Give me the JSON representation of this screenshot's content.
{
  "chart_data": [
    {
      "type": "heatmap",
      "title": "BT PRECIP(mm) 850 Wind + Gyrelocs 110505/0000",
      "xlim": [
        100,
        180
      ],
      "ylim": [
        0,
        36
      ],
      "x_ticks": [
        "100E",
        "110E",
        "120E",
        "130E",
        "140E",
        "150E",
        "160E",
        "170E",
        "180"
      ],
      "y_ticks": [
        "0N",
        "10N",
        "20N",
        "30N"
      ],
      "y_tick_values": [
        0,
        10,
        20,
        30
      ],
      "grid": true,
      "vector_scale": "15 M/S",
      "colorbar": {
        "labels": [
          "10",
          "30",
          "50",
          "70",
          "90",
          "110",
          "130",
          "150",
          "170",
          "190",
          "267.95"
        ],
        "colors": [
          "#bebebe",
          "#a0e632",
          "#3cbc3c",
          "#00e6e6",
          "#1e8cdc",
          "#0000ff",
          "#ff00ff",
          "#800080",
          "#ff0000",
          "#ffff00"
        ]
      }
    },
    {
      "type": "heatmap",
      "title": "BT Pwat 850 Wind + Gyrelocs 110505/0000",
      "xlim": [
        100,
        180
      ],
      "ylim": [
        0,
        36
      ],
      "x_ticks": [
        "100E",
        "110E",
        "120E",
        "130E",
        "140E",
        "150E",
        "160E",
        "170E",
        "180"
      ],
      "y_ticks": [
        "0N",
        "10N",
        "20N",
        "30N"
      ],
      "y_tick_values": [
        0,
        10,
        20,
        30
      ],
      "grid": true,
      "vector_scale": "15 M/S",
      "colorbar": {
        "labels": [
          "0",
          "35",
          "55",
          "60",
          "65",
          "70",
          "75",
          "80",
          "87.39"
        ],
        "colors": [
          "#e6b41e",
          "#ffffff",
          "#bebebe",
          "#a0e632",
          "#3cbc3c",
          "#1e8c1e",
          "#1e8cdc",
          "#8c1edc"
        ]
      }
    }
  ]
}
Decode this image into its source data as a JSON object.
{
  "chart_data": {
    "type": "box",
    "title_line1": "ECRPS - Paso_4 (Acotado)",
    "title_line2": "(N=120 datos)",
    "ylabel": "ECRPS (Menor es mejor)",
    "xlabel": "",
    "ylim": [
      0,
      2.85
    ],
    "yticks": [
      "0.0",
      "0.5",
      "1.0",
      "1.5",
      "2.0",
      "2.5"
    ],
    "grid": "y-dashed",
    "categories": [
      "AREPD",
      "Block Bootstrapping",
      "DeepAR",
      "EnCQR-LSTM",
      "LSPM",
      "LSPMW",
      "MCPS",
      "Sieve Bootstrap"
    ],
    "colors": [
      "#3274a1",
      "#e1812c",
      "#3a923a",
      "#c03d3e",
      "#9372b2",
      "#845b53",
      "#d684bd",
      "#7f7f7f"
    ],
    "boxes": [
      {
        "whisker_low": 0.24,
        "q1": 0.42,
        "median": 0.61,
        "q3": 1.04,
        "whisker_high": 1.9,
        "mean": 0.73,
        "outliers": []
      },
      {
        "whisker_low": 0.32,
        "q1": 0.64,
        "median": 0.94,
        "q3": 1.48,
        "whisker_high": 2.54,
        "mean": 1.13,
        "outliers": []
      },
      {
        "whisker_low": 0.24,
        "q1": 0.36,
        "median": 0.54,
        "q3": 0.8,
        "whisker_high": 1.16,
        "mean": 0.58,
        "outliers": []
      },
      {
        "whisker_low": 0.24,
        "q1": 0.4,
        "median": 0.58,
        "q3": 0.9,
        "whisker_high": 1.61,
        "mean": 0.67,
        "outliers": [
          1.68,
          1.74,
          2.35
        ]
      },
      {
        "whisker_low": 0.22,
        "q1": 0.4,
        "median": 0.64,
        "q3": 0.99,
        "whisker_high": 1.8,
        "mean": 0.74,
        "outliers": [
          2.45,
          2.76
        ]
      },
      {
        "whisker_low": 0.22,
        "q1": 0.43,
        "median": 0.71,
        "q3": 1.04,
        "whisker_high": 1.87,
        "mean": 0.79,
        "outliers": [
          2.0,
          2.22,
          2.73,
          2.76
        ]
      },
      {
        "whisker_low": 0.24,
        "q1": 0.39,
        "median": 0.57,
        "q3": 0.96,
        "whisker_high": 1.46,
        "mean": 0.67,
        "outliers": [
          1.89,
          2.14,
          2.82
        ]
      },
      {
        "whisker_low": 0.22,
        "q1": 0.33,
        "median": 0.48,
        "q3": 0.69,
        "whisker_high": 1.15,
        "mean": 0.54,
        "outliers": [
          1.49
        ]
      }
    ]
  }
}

* * * * * * *

What you have to do: Identify every line above with the string "mean" in it. Copy those lines.

Finished exercise:
        "mean": 0.73,
        "mean": 1.13,
        "mean": 0.58,
        "mean": 0.67,
        "mean": 0.74,
        "mean": 0.79,
        "mean": 0.67,
        "mean": 0.54,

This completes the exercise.